**Work instructions:** Reproduce the data exactly.

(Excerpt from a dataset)
START
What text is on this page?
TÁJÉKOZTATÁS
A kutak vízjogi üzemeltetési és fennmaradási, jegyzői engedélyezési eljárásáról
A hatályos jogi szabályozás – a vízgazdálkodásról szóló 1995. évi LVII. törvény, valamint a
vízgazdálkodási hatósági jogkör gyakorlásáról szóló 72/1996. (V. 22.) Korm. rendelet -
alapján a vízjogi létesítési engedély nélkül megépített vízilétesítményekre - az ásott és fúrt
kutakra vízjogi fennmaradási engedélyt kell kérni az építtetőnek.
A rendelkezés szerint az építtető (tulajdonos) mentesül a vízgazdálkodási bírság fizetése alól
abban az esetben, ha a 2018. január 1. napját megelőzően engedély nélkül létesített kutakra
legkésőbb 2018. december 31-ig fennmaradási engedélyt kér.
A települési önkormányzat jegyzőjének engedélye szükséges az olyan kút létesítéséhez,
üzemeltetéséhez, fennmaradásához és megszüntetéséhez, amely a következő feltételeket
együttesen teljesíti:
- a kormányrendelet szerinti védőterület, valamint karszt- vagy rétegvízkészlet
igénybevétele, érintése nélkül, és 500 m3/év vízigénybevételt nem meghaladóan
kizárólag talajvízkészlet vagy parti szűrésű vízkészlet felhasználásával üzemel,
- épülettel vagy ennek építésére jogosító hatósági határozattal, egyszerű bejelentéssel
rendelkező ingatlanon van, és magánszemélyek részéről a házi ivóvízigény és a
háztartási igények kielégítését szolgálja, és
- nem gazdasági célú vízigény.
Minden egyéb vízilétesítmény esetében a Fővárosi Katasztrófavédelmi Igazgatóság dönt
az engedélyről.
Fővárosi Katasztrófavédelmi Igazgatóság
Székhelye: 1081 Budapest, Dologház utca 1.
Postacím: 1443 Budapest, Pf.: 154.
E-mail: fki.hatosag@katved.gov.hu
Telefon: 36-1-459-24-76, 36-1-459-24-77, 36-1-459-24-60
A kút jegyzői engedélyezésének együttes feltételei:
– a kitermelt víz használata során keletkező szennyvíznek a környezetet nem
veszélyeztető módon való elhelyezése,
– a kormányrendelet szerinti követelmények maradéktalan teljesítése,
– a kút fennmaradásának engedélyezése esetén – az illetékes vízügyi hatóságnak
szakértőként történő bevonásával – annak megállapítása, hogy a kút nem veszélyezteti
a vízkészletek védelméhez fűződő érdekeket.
END
**Result of the exercise:**
What text is on this page?
TÁJÉKOZTATÁS
A kutak vízjogi üzemeltetési és fennmaradási, jegyzői engedélyezési eljárásáról
A hatályos jogi szabályozás – a vízgazdálkodásról szóló 1995. évi LVII. törvény, valamint a
vízgazdálkodási hatósági jogkör gyakorlásáról szóló 72/1996. (V. 22.) Korm. rendelet -
alapján a vízjogi létesítési engedély nélkül megépített vízilétesítményekre - az ásott és fúrt
kutakra vízjogi fennmaradási engedélyt kell kérni az építtetőnek.
A rendelkezés szerint az építtető (tulajdonos) mentesül a vízgazdálkodási bírság fizetése alól
abban az esetben, ha a 2018. január 1. napját megelőzően engedély nélkül létesített kutakra
legkésőbb 2018. december 31-ig fennmaradási engedélyt kér.
A települési önkormányzat jegyzőjének engedélye szükséges az olyan kút létesítéséhez,
üzemeltetéséhez, fennmaradásához és megszüntetéséhez, amely a következő feltételeket
együttesen teljesíti:
- a kormányrendelet szerinti védőterület, valamint karszt- vagy rétegvízkészlet
igénybevétele, érintése nélkül, és 500 m3/év vízigénybevételt nem meghaladóan
kizárólag talajvízkészlet vagy parti szűrésű vízkészlet felhasználásával üzemel,
- épülettel vagy ennek építésére jogosító hatósági határozattal, egyszerű bejelentéssel
rendelkező ingatlanon van, és magánszemélyek részéről a házi ivóvízigény és a
háztartási igények kielégítését szolgálja, és
- nem gazdasági célú vízigény.
Minden egyéb vízilétesítmény esetében a Fővárosi Katasztrófavédelmi Igazgatóság dönt
az engedélyről.
Fővárosi Katasztrófavédelmi Igazgatóság
Székhelye: 1081 Budapest, Dologház utca 1.
Postacím: 1443 Budapest, Pf.: 154.
E-mail: fki.hatosag@katved.gov.hu
Telefon: 36-1-459-24-76, 36-1-459-24-77, 36-1-459-24-60
A kút jegyzői engedélyezésének együttes feltételei:
– a kitermelt víz használata során keletkező szennyvíznek a környezetet nem
veszélyeztető módon való elhelyezése,
– a kormányrendelet szerinti követelmények maradéktalan teljesítése,
– a kút fennmaradásának engedélyezése esetén – az illetékes vízügyi hatóságnak
szakértőként történő bevonásával – annak megállapítása, hogy a kút nem veszélyezteti
a vízkészletek védelméhez fűződő érdekeket.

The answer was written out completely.